_TO DO_
Pick out each line in these entries that contains the string "Helpdesk".

_Saved entries_
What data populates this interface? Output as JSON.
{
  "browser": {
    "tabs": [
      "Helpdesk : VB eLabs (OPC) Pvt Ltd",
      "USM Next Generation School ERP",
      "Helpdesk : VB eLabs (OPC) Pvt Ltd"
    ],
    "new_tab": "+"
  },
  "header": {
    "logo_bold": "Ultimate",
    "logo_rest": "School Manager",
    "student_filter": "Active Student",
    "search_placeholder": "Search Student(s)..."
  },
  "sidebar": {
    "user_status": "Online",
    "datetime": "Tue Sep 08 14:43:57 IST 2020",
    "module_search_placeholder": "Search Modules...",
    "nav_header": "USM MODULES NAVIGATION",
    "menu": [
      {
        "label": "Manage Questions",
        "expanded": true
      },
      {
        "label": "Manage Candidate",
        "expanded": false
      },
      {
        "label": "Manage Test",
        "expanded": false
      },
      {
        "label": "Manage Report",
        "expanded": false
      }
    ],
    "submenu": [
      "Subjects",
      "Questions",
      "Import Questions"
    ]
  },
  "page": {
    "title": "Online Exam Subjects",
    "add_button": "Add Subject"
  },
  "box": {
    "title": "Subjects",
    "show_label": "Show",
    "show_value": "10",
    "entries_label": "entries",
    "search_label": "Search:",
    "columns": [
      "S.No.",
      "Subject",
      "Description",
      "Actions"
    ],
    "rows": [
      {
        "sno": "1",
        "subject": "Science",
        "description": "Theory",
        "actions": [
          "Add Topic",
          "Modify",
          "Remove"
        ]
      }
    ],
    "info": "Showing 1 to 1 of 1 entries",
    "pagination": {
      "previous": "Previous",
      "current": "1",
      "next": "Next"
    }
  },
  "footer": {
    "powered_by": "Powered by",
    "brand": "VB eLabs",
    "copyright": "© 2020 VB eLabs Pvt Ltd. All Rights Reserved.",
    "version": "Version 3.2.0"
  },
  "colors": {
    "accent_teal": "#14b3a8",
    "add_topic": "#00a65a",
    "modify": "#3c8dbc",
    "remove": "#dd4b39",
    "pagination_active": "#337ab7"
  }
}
---
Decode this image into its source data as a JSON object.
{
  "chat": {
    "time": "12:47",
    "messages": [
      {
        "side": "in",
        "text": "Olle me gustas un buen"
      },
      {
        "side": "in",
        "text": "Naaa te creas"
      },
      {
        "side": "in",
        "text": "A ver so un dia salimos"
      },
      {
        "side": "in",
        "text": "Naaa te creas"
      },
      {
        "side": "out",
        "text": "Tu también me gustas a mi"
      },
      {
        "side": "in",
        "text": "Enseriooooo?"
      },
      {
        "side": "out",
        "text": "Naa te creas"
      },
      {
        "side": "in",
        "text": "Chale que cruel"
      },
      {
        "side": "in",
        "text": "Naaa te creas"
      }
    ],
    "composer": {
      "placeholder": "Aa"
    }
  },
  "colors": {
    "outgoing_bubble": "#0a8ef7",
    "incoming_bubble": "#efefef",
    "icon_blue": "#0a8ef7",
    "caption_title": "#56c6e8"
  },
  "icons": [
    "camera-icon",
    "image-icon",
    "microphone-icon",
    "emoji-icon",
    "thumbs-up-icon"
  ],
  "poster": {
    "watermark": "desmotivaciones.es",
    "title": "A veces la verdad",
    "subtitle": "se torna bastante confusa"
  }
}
==
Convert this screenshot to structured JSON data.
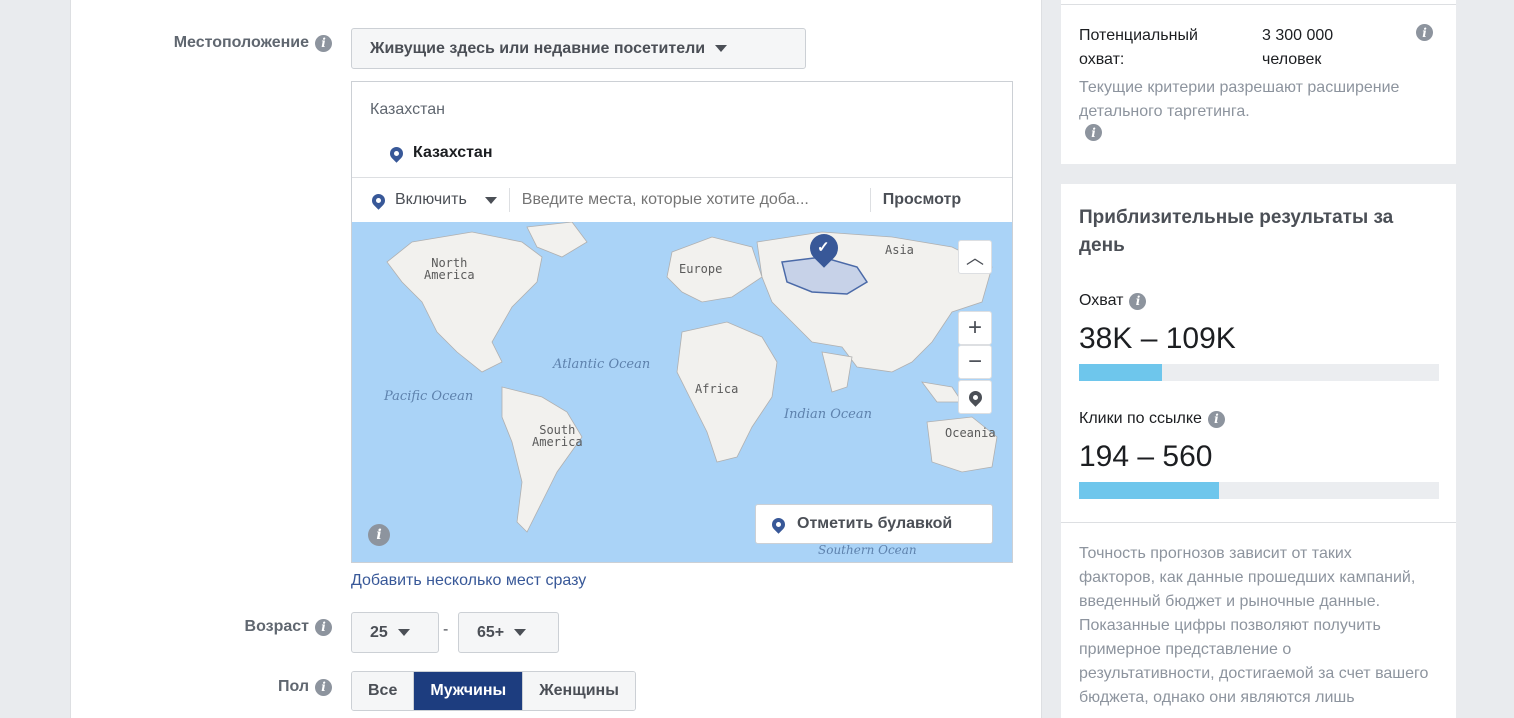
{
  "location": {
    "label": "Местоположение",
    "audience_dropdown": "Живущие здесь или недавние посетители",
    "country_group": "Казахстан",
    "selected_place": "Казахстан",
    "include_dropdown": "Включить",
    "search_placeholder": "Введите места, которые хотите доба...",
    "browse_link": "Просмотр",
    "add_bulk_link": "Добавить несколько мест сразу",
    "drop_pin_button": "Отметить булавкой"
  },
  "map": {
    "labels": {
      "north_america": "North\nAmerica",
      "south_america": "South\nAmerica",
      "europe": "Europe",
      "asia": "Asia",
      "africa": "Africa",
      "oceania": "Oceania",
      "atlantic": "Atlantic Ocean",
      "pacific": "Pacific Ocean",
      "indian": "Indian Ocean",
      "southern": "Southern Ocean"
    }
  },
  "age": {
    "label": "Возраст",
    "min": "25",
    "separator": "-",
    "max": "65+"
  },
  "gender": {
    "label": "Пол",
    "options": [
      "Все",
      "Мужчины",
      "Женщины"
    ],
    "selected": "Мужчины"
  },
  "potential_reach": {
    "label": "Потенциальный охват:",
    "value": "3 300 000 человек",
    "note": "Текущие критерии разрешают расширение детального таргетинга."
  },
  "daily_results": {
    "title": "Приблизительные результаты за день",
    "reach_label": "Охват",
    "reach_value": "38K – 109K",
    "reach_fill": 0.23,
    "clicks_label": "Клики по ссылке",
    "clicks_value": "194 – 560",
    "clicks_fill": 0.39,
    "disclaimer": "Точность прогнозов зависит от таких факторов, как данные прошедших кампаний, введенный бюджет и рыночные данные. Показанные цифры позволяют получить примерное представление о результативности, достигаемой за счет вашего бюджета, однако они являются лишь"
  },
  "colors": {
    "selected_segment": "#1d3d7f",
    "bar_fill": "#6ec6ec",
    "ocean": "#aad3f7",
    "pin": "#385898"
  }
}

_EXERCISE RESULT_
      "Helpdesk : VB eLabs (OPC) Pvt Ltd",
      "Helpdesk : VB eLabs (OPC) Pvt Ltd"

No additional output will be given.